■ What is being asked
Make an exact transcription of the material, leaving out all images.
── Available records
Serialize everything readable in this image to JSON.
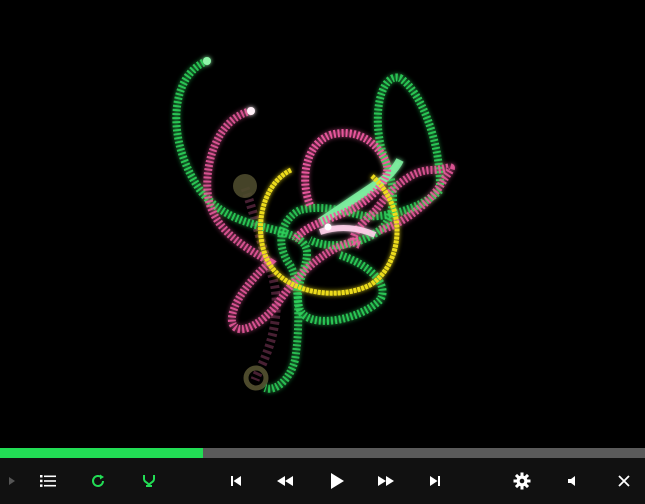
{
  "player": {
    "progress_fraction": 0.315,
    "colors": {
      "accent": "#22dd55",
      "track": "#5a5a5a",
      "bar_bg": "#111111",
      "icon": "#ffffff",
      "icon_muted": "#555555",
      "curve_green": "#2ed15a",
      "curve_pink": "#ee5aa0",
      "ring_yellow": "#f2e21a"
    }
  },
  "controls": {
    "left": [
      {
        "name": "collapse-arrow-icon",
        "icon": "triangle-right"
      },
      {
        "name": "playlist-button",
        "icon": "list-icon"
      },
      {
        "name": "reload-button",
        "icon": "refresh-icon"
      },
      {
        "name": "shuffle-button",
        "icon": "branch-icon"
      }
    ],
    "center": [
      {
        "name": "previous-track-button",
        "icon": "skip-back-icon"
      },
      {
        "name": "rewind-button",
        "icon": "rewind-icon"
      },
      {
        "name": "play-button",
        "icon": "play-icon"
      },
      {
        "name": "fast-forward-button",
        "icon": "fast-forward-icon"
      },
      {
        "name": "next-track-button",
        "icon": "skip-forward-icon"
      }
    ],
    "right": [
      {
        "name": "settings-button",
        "icon": "gear-icon"
      },
      {
        "name": "volume-button",
        "icon": "speaker-icon"
      },
      {
        "name": "close-button",
        "icon": "close-icon"
      }
    ]
  }
}
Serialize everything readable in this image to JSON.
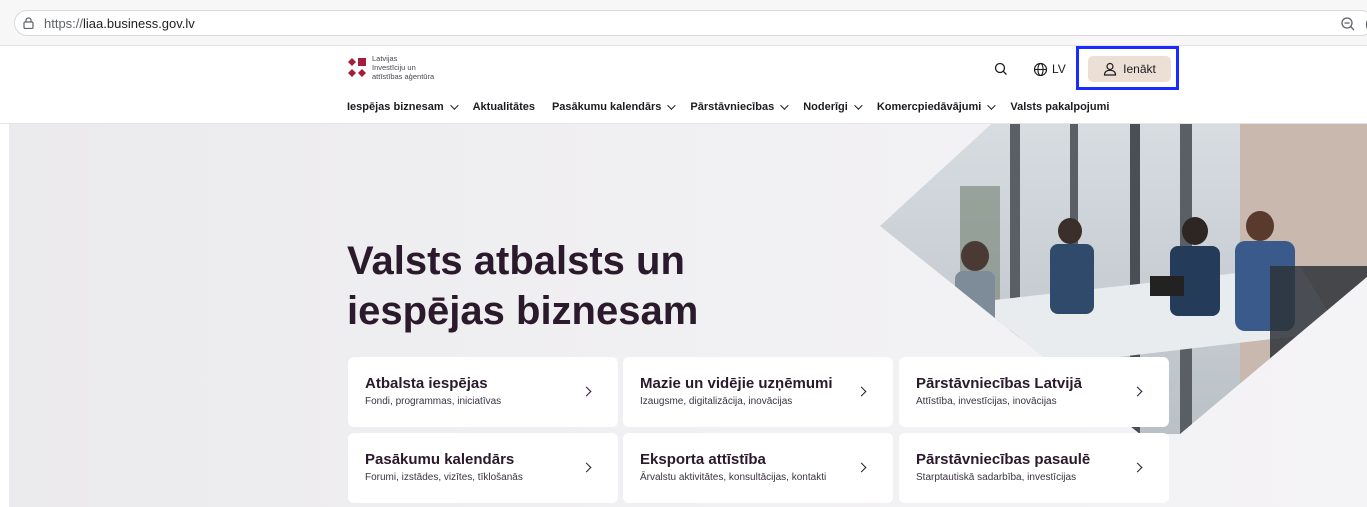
{
  "browser": {
    "url_scheme": "https://",
    "url_host": "liaa.business.gov.lv",
    "lock_icon": "lock-icon",
    "zoom_icon": "zoom-out-icon"
  },
  "header": {
    "logo_lines": [
      "Latvijas",
      "Investīciju un",
      "attīstības aģentūra"
    ],
    "logo_color": "#a51d3b",
    "search_icon": "search-icon",
    "language": "LV",
    "login_label": "Ienākt",
    "highlight_color": "#1a2bff"
  },
  "nav": {
    "items": [
      {
        "label": "Iespējas biznesam",
        "dropdown": true
      },
      {
        "label": "Aktualitātes",
        "dropdown": false
      },
      {
        "label": "Pasākumu kalendārs",
        "dropdown": true
      },
      {
        "label": "Pārstāvniecības",
        "dropdown": true
      },
      {
        "label": "Noderīgi",
        "dropdown": true
      },
      {
        "label": "Komercpiedāvājumi",
        "dropdown": true
      },
      {
        "label": "Valsts pakalpojumi",
        "dropdown": false
      }
    ]
  },
  "hero": {
    "headline_line1": "Valsts atbalsts un",
    "headline_line2": "iespējas biznesam",
    "cards": [
      {
        "title": "Atbalsta iespējas",
        "subtitle": "Fondi, programmas, iniciatīvas"
      },
      {
        "title": "Mazie un vidējie uzņēmumi",
        "subtitle": "Izaugsme, digitalizācija, inovācijas"
      },
      {
        "title": "Pārstāvniecības Latvijā",
        "subtitle": "Attīstība, investīcijas, inovācijas"
      },
      {
        "title": "Pasākumu kalendārs",
        "subtitle": "Forumi, izstādes, vizītes, tīklošanās"
      },
      {
        "title": "Eksporta attīstība",
        "subtitle": "Ārvalstu aktivitātes, konsultācijas, kontakti"
      },
      {
        "title": "Pārstāvniecības pasaulē",
        "subtitle": "Starptautiskā sadarbība, investīcijas"
      }
    ]
  }
}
────
■ Result of the exercise
Serialize everything readable in this image to JSON.
{
  "player": {
    "progress_fraction": 0.315,
    "colors": {
      "accent": "#22dd55",
      "track": "#5a5a5a",
      "bar_bg": "#111111",
      "icon": "#ffffff",
      "icon_muted": "#555555",
      "curve_green": "#2ed15a",
      "curve_pink": "#ee5aa0",
      "ring_yellow": "#f2e21a"
    }
  },
  "controls": {
    "left": [
      {
        "name": "collapse-arrow-icon",
        "icon": "triangle-right"
      },
      {
        "name": "playlist-button",
        "icon": "list-icon"
      },
      {
        "name": "reload-button",
        "icon": "refresh-icon"
      },
      {
        "name": "shuffle-button",
        "icon": "branch-icon"
      }
    ],
    "center": [
      {
        "name": "previous-track-button",
        "icon": "skip-back-icon"
      },
      {
        "name": "rewind-button",
        "icon": "rewind-icon"
      },
      {
        "name": "play-button",
        "icon": "play-icon"
      },
      {
        "name": "fast-forward-button",
        "icon": "fast-forward-icon"
      },
      {
        "name": "next-track-button",
        "icon": "skip-forward-icon"
      }
    ],
    "right": [
      {
        "name": "settings-button",
        "icon": "gear-icon"
      },
      {
        "name": "volume-button",
        "icon": "speaker-icon"
      },
      {
        "name": "close-button",
        "icon": "close-icon"
      }
    ]
  }
}
Serialize everything readable in this image to JSON.
{
  "browser": {
    "url_scheme": "https://",
    "url_host": "liaa.business.gov.lv",
    "lock_icon": "lock-icon",
    "zoom_icon": "zoom-out-icon"
  },
  "header": {
    "logo_lines": [
      "Latvijas",
      "Investīciju un",
      "attīstības aģentūra"
    ],
    "logo_color": "#a51d3b",
    "search_icon": "search-icon",
    "language": "LV",
    "login_label": "Ienākt",
    "highlight_color": "#1a2bff"
  },
  "nav": {
    "items": [
      {
        "label": "Iespējas biznesam",
        "dropdown": true
      },
      {
        "label": "Aktualitātes",
        "dropdown": false
      },
      {
        "label": "Pasākumu kalendārs",
        "dropdown": true
      },
      {
        "label": "Pārstāvniecības",
        "dropdown": true
      },
      {
        "label": "Noderīgi",
        "dropdown": true
      },
      {
        "label": "Komercpiedāvājumi",
        "dropdown": true
      },
      {
        "label": "Valsts pakalpojumi",
        "dropdown": false
      }
    ]
  },
  "hero": {
    "headline_line1": "Valsts atbalsts un",
    "headline_line2": "iespējas biznesam",
    "cards": [
      {
        "title": "Atbalsta iespējas",
        "subtitle": "Fondi, programmas, iniciatīvas"
      },
      {
        "title": "Mazie un vidējie uzņēmumi",
        "subtitle": "Izaugsme, digitalizācija, inovācijas"
      },
      {
        "title": "Pārstāvniecības Latvijā",
        "subtitle": "Attīstība, investīcijas, inovācijas"
      },
      {
        "title": "Pasākumu kalendārs",
        "subtitle": "Forumi, izstādes, vizītes, tīklošanās"
      },
      {
        "title": "Eksporta attīstība",
        "subtitle": "Ārvalstu aktivitātes, konsultācijas, kontakti"
      },
      {
        "title": "Pārstāvniecības pasaulē",
        "subtitle": "Starptautiskā sadarbība, investīcijas"
      }
    ]
  }
}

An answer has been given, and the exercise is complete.